Given entries
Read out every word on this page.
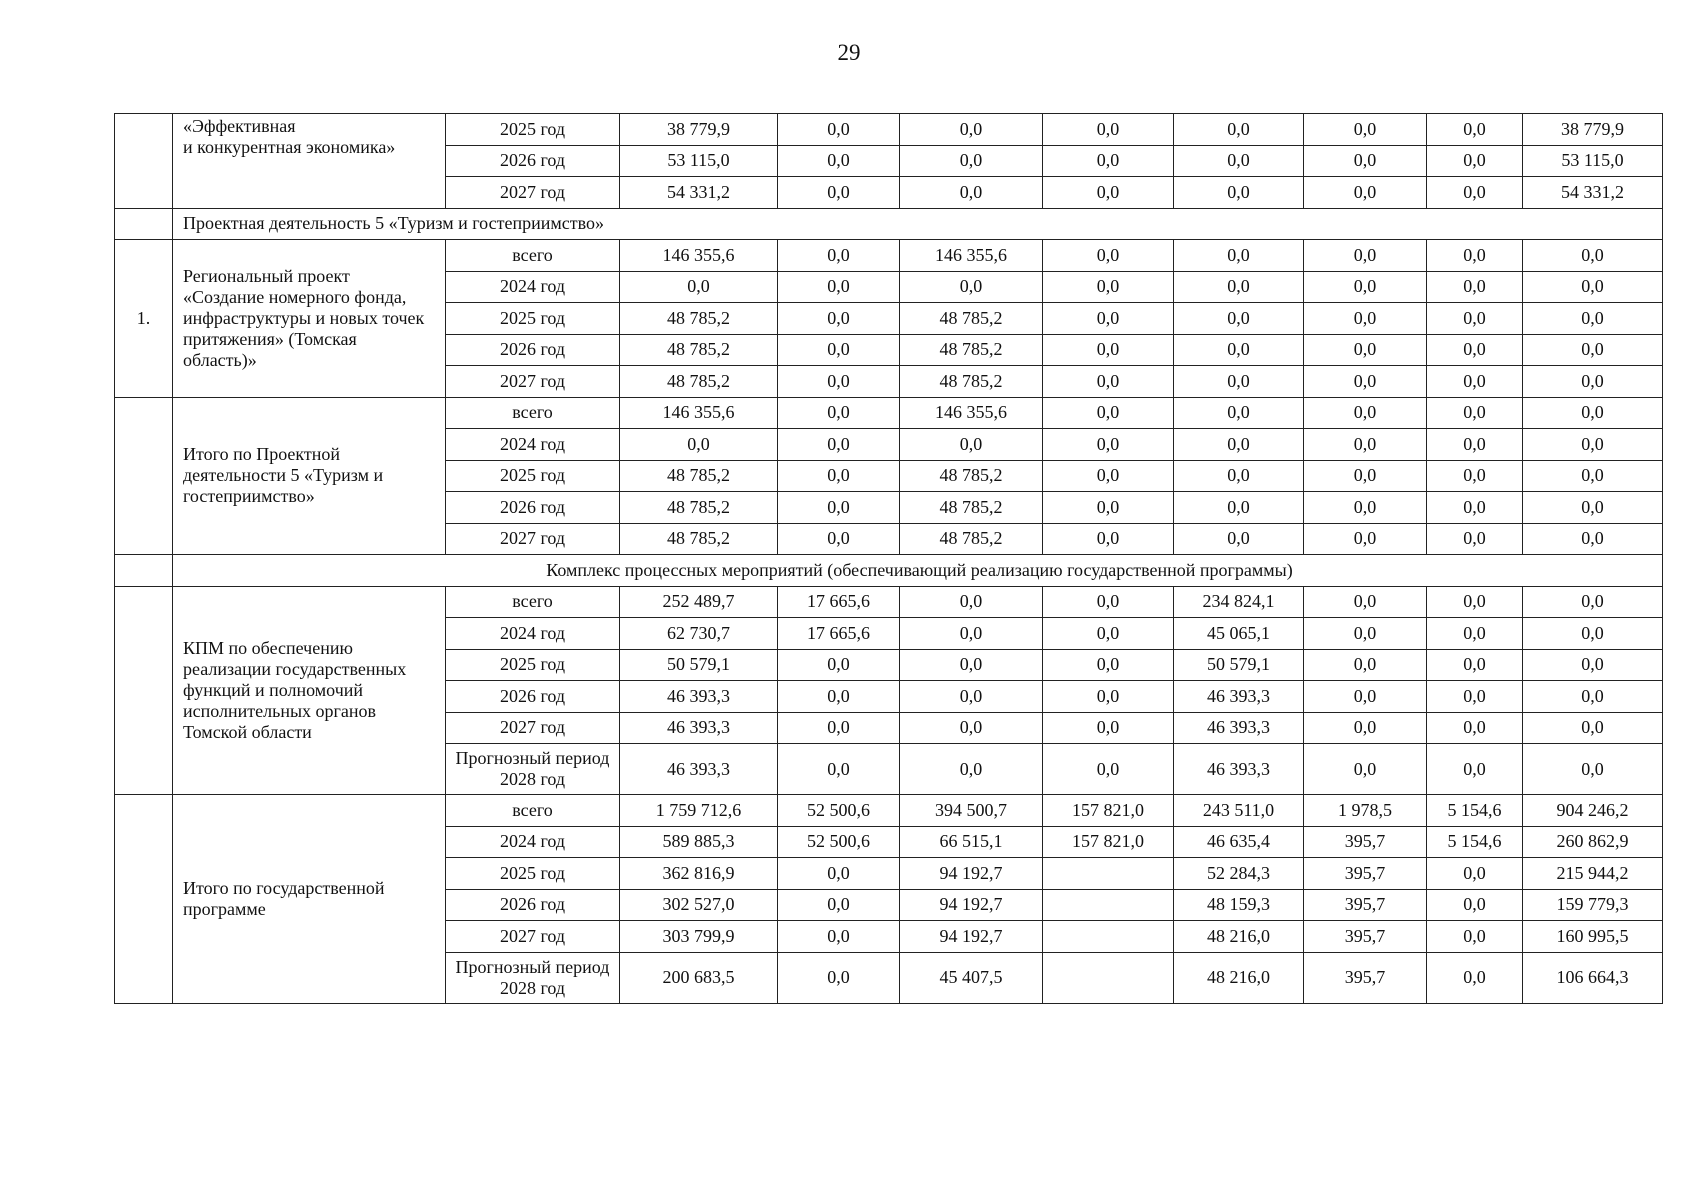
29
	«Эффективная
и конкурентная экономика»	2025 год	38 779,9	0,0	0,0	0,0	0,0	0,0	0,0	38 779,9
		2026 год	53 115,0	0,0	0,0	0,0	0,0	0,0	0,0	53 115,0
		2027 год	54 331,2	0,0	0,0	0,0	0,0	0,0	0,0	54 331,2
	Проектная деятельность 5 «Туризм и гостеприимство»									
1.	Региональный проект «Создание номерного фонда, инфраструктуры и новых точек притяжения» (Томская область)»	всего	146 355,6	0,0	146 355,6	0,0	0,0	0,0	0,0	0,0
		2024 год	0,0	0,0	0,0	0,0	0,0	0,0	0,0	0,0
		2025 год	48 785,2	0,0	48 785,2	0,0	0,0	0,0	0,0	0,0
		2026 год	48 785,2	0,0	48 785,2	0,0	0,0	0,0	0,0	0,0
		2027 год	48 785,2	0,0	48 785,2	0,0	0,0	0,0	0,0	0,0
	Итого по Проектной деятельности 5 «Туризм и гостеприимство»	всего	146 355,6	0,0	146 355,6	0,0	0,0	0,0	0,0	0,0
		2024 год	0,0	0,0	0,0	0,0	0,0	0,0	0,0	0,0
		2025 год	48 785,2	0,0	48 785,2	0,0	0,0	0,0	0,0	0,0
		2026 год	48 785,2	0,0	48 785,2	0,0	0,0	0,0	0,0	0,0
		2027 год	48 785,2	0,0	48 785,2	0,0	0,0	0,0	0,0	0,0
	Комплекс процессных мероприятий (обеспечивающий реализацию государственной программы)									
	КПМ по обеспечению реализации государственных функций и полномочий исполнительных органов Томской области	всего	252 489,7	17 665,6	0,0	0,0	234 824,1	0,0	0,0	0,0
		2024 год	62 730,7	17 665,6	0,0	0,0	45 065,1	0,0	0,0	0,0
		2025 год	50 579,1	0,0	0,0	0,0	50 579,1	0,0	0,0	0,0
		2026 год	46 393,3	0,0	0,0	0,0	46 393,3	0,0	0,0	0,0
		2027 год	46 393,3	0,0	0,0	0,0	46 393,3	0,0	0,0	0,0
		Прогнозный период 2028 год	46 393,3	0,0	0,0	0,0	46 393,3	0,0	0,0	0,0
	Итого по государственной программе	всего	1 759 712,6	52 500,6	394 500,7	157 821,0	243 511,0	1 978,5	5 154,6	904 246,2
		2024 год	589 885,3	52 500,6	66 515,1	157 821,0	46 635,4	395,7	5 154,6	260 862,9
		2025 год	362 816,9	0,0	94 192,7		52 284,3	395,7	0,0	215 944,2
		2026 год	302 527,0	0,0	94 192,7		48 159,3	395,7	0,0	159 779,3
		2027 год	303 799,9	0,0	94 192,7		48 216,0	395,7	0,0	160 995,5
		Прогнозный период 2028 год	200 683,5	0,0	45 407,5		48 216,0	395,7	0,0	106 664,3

---

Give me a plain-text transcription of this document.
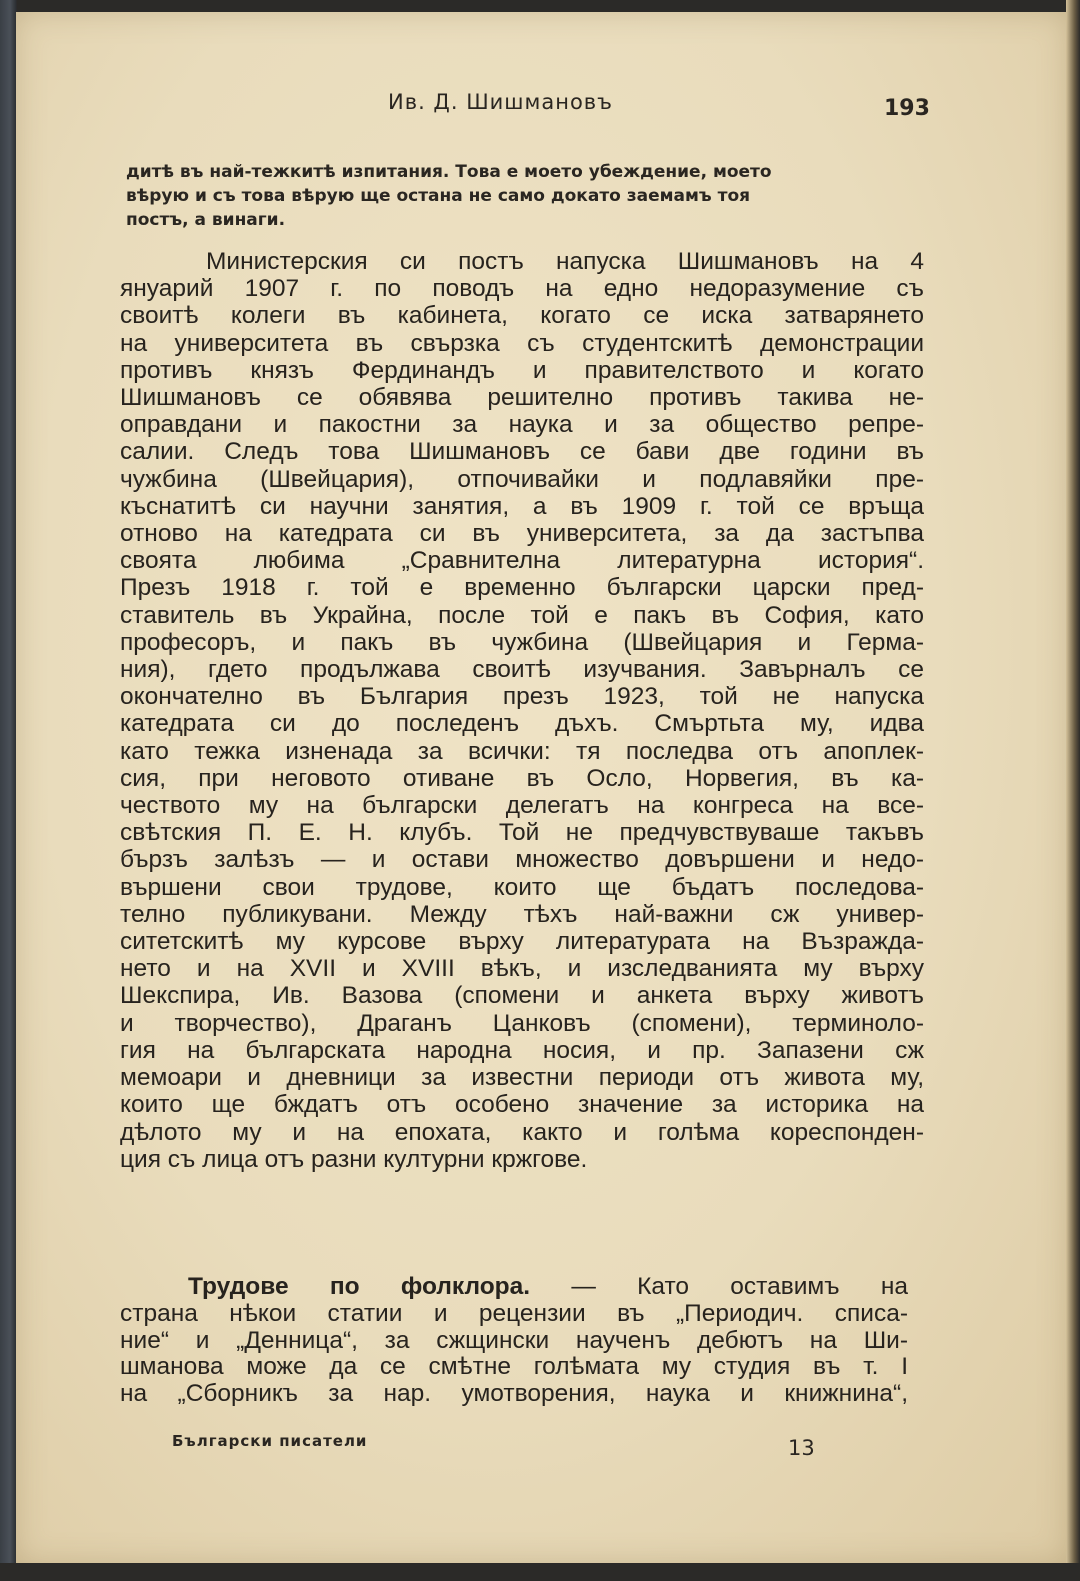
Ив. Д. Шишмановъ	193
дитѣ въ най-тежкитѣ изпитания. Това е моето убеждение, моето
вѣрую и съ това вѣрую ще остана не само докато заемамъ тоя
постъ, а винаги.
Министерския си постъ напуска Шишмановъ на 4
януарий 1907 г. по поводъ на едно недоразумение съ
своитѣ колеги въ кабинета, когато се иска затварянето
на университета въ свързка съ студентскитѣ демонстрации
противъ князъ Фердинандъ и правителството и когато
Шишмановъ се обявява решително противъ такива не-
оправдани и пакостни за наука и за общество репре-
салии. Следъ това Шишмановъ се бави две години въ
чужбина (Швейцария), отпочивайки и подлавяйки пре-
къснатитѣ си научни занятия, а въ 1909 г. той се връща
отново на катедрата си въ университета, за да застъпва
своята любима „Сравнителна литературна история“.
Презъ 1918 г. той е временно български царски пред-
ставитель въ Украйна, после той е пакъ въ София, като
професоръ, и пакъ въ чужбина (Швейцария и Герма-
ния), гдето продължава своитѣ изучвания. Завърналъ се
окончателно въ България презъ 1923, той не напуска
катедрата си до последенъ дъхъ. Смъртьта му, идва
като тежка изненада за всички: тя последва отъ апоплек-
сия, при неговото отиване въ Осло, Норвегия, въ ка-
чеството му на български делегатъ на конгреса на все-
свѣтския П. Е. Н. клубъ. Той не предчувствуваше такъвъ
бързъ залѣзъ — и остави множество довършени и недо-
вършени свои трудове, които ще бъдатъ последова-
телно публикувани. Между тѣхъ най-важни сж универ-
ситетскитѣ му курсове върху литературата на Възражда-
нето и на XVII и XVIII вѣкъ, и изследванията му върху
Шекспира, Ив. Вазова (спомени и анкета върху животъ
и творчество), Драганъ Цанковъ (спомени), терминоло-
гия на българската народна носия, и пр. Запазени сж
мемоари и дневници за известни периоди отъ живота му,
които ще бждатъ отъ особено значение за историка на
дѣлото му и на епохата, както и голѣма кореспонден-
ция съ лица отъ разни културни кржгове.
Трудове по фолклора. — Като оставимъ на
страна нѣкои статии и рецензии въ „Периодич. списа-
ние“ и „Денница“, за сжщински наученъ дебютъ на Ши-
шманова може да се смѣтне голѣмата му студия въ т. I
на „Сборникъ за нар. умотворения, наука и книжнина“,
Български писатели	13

Aim
In the material above, how many lines hold the word "своитѣ"? Say only the number.

Output
2